(Collected data entries)
◆ ◆ ◆

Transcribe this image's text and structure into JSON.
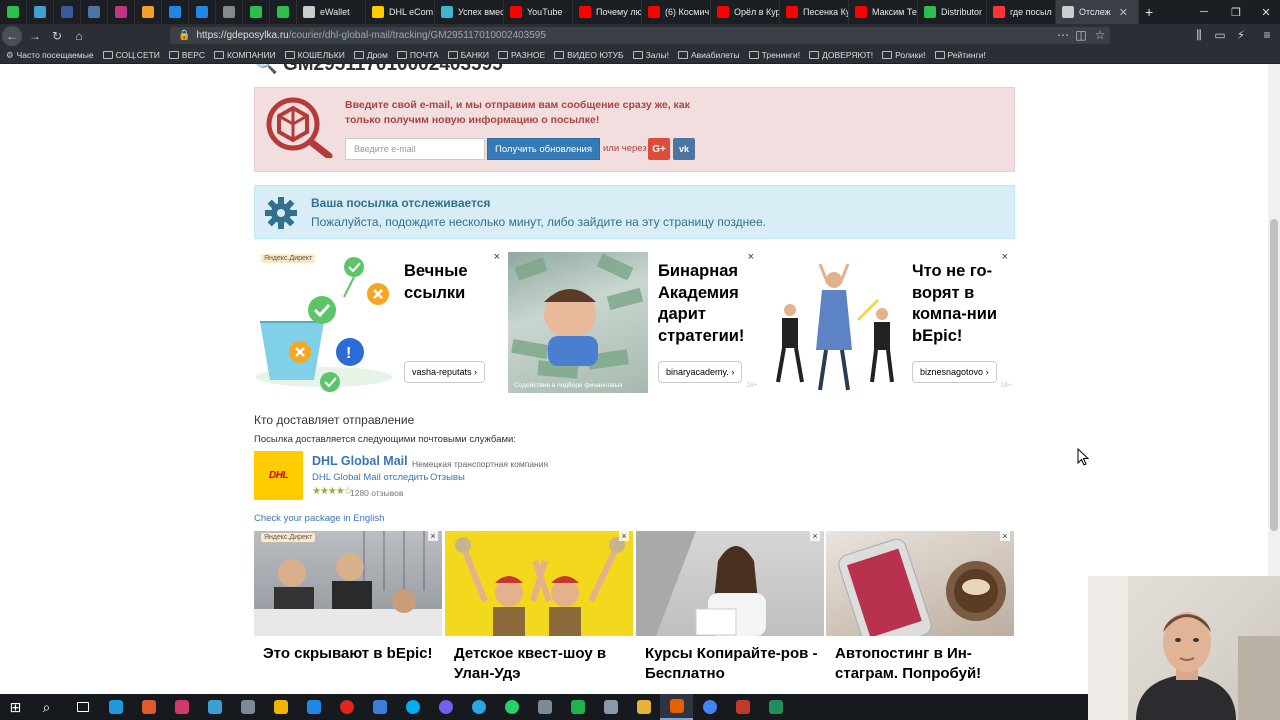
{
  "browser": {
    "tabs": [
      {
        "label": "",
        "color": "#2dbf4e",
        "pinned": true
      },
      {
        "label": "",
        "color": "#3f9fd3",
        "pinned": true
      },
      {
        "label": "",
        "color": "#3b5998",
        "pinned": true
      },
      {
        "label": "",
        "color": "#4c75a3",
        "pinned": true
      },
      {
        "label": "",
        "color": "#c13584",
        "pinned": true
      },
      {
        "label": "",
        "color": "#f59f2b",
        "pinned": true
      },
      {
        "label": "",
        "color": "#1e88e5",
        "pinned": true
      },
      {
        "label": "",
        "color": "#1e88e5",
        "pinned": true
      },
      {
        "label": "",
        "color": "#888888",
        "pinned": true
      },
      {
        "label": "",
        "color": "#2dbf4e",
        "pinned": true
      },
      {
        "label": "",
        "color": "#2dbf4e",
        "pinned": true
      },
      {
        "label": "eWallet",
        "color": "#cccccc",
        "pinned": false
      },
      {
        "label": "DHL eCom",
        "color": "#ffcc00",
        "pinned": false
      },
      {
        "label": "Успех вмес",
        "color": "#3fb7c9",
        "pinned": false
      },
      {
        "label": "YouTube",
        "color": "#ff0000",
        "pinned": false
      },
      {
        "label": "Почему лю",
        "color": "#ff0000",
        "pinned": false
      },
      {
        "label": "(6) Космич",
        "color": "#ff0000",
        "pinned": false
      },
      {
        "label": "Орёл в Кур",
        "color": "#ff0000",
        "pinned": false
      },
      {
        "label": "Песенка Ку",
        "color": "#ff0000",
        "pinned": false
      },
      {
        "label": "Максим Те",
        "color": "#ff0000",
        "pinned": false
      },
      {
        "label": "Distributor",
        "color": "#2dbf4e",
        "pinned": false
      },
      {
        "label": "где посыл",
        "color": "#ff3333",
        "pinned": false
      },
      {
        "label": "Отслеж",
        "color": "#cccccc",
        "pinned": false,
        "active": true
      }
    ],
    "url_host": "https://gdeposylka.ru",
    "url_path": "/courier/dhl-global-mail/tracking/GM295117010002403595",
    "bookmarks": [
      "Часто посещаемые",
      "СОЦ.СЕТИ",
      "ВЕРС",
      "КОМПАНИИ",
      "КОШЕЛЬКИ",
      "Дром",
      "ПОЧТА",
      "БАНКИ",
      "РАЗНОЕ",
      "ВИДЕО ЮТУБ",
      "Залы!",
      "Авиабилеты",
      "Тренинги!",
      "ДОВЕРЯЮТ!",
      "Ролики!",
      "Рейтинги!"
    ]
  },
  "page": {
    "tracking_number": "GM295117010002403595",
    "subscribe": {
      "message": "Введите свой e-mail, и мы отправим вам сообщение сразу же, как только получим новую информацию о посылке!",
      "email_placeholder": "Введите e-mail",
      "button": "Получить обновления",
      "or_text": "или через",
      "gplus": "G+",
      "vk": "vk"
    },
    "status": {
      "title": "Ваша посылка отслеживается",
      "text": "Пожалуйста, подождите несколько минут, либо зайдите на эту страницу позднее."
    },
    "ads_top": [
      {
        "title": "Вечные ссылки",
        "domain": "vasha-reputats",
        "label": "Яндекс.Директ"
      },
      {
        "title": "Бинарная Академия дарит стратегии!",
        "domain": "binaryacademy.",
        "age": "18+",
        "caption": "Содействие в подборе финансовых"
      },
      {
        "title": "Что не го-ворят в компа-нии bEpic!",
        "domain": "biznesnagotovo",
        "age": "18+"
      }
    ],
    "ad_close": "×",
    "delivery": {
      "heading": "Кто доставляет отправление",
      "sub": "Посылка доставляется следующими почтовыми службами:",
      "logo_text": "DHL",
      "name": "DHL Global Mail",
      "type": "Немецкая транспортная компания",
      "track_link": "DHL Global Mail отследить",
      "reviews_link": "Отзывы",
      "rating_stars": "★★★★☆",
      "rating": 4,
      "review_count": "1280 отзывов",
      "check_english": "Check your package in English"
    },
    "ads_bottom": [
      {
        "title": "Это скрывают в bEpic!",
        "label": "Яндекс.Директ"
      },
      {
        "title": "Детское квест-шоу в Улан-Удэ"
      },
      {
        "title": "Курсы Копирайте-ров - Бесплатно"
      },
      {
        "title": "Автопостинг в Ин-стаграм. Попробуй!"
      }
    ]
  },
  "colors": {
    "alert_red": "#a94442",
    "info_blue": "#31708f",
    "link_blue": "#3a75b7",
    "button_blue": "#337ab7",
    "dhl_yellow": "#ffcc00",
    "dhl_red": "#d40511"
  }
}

◆ ◆ ◆

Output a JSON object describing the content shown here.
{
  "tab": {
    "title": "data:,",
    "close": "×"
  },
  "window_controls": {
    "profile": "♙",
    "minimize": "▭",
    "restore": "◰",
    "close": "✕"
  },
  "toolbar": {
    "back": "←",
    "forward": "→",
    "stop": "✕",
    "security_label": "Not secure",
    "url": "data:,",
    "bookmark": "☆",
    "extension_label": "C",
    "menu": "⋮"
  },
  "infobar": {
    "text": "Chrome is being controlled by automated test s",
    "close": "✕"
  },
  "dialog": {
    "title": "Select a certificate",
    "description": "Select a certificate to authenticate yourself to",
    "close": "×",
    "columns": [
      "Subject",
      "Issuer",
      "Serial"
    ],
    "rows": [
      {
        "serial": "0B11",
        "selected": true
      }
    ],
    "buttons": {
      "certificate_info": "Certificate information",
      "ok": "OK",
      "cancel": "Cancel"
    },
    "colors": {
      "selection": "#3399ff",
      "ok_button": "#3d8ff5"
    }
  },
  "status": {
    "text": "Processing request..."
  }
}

◆ ◆ ◆

* _EXERCISE PROMPT_: State how many lines include the string "domain". Give no other information.

* _REPLY_: 3